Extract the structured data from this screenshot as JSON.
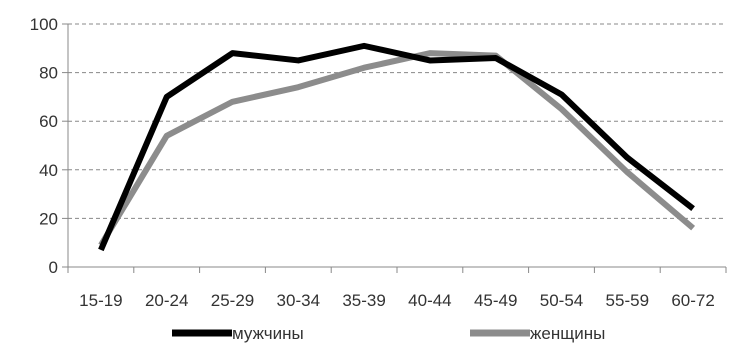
{
  "chart_data": {
    "type": "line",
    "categories": [
      "15-19",
      "20-24",
      "25-29",
      "30-34",
      "35-39",
      "40-44",
      "45-49",
      "50-54",
      "55-59",
      "60-72"
    ],
    "ylim": [
      0,
      100
    ],
    "yticks": [
      0,
      20,
      40,
      60,
      80,
      100
    ],
    "grid": "horizontal dashed",
    "legend_position": "bottom",
    "series": [
      {
        "name": "мужчины",
        "color": "#000000",
        "values": [
          7,
          70,
          88,
          85,
          91,
          85,
          86,
          71,
          45,
          24
        ]
      },
      {
        "name": "женщины",
        "color": "#8c8c8c",
        "values": [
          9,
          54,
          68,
          74,
          82,
          88,
          87,
          65,
          39,
          16
        ]
      }
    ]
  }
}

───

Quote each record exactly as it stands, minus the pictures.

Extract the structured data from this screenshot as JSON.
{
  "chart_data": {
    "type": "line",
    "categories": [
      "15-19",
      "20-24",
      "25-29",
      "30-34",
      "35-39",
      "40-44",
      "45-49",
      "50-54",
      "55-59",
      "60-72"
    ],
    "ylim": [
      0,
      100
    ],
    "yticks": [
      0,
      20,
      40,
      60,
      80,
      100
    ],
    "grid": "horizontal dashed",
    "legend_position": "bottom",
    "series": [
      {
        "name": "мужчины",
        "color": "#000000",
        "values": [
          7,
          70,
          88,
          85,
          91,
          85,
          86,
          71,
          45,
          24
        ]
      },
      {
        "name": "женщины",
        "color": "#8c8c8c",
        "values": [
          9,
          54,
          68,
          74,
          82,
          88,
          87,
          65,
          39,
          16
        ]
      }
    ]
  }
}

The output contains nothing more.